══ Data shown

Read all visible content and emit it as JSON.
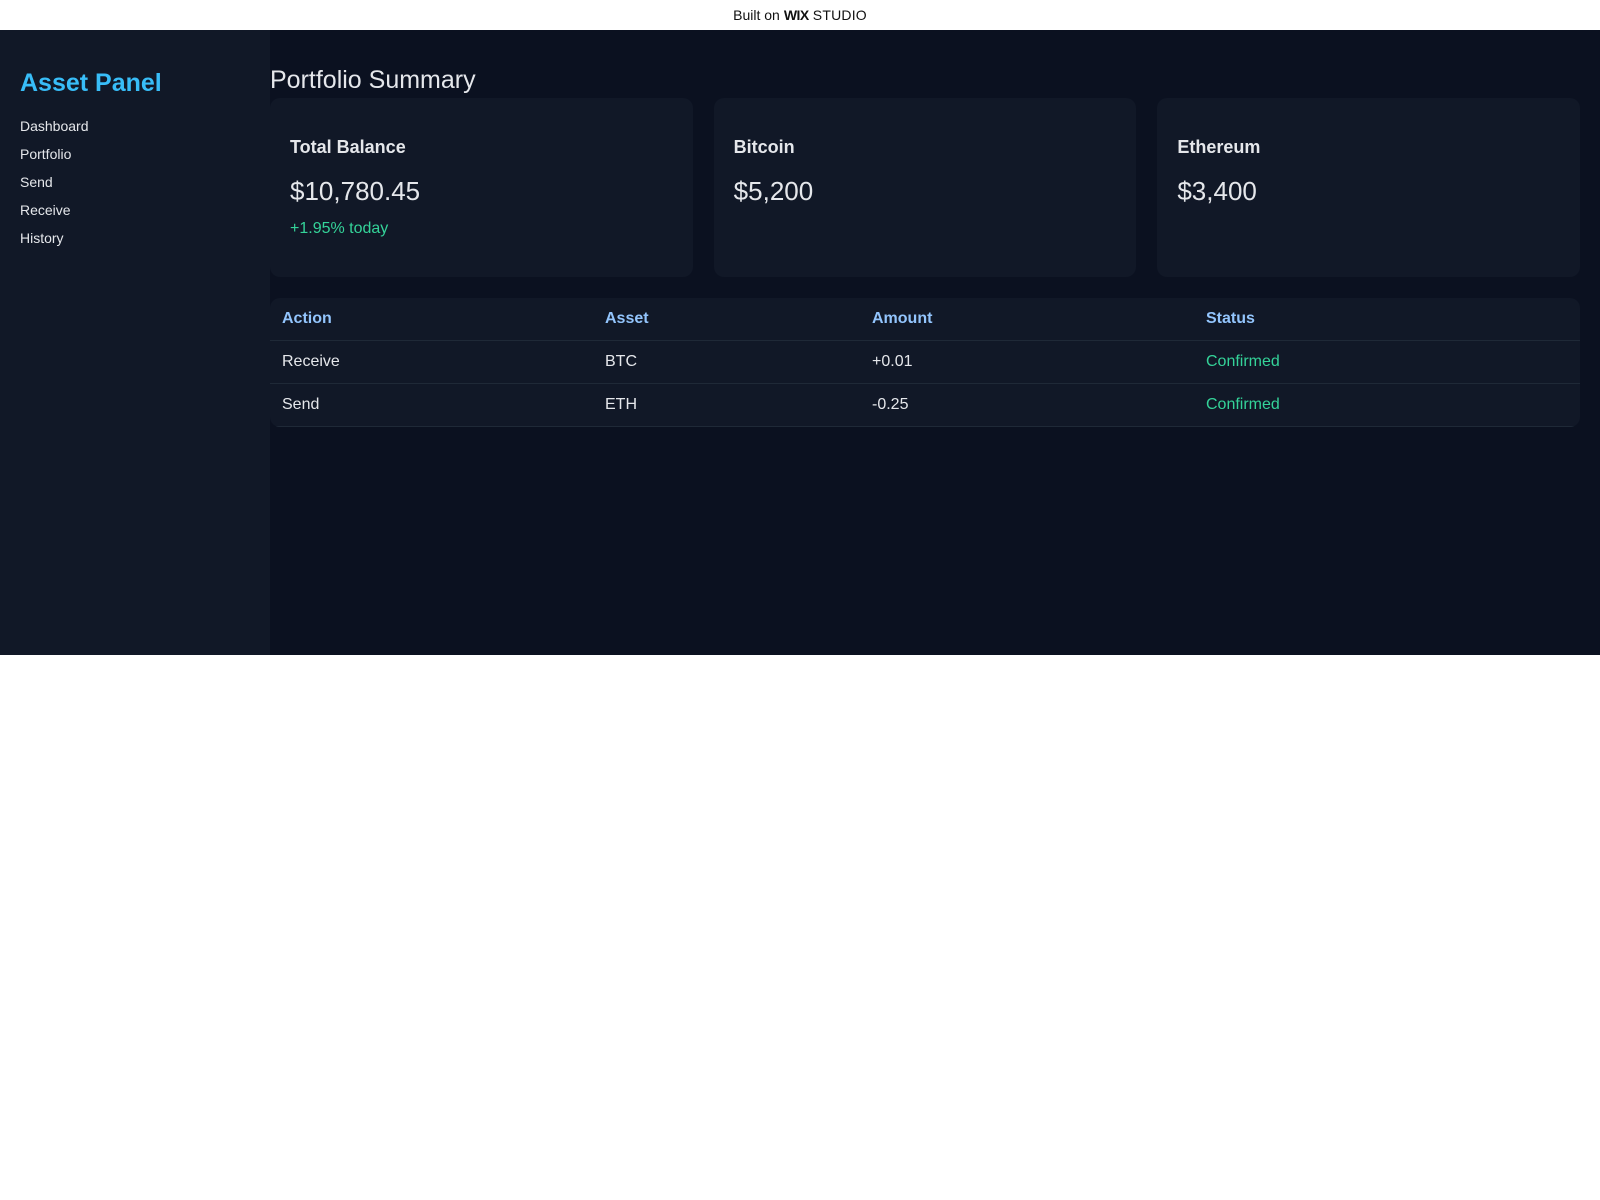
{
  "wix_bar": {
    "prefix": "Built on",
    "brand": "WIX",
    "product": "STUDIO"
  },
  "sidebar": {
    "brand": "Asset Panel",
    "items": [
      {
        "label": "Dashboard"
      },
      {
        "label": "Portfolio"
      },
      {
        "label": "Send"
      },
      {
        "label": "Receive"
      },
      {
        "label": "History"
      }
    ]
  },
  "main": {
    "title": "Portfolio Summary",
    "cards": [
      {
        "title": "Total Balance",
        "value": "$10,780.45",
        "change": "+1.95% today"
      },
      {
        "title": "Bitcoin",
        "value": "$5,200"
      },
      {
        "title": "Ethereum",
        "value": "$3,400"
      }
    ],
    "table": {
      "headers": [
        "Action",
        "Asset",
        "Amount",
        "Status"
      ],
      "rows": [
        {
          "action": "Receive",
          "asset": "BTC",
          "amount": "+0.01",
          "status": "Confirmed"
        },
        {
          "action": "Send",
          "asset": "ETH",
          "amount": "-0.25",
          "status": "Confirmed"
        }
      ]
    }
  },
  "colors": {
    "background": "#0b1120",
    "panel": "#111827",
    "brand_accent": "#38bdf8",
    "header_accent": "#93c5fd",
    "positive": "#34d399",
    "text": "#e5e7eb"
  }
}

════
══ Data shown

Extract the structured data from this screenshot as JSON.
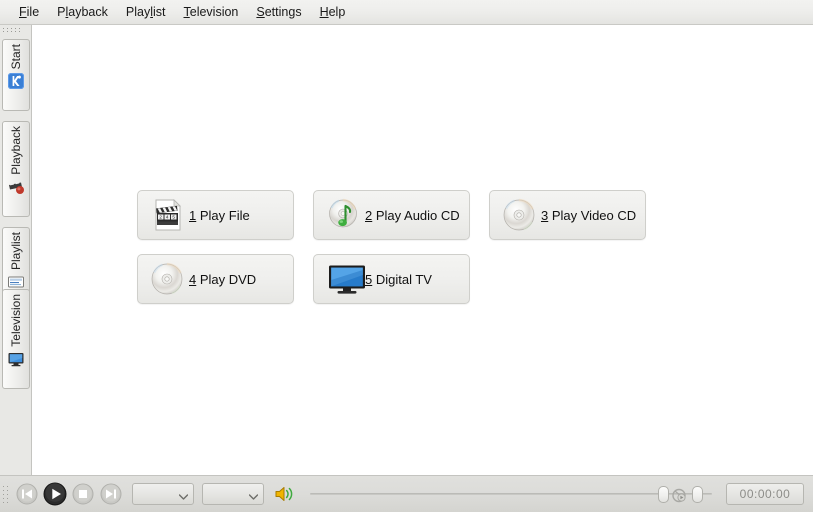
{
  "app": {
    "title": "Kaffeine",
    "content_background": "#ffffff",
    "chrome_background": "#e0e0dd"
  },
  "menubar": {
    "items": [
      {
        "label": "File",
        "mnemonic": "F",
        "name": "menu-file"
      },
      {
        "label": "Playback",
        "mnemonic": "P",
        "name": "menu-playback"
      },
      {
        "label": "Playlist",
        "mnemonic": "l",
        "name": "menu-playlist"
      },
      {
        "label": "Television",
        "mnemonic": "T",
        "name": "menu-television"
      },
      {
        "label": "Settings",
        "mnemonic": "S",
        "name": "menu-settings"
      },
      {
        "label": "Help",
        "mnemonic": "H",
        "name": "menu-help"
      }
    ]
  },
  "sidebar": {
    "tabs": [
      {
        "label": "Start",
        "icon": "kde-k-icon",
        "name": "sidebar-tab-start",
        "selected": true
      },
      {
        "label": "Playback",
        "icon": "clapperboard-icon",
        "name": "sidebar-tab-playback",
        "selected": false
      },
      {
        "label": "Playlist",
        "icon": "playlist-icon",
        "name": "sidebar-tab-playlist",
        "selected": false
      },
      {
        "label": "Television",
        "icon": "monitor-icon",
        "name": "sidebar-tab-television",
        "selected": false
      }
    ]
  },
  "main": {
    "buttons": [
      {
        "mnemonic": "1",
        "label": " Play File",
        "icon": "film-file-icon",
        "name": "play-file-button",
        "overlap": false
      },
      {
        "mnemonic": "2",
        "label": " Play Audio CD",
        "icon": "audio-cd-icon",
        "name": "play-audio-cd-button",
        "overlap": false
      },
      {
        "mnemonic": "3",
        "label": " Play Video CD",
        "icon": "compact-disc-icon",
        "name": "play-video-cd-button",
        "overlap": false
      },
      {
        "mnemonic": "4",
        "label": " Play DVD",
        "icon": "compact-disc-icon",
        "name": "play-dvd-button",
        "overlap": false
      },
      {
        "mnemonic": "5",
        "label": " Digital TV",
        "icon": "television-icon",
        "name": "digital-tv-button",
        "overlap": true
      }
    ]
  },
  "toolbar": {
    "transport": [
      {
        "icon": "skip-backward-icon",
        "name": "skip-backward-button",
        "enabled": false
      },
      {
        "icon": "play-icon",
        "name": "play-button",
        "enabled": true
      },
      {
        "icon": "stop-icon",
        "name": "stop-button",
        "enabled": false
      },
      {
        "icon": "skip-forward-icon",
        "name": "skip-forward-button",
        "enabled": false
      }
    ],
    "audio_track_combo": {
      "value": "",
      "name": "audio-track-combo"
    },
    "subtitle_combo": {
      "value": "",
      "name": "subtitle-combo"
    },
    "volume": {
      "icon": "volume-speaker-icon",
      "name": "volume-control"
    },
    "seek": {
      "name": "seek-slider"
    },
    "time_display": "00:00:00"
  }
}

════

- **Exercise prompt**:
Using the listing above, show every line that includes the string "Portfolio".

- **Expected answer**:
        "label": "Portfolio"
    "title": "Portfolio Summary",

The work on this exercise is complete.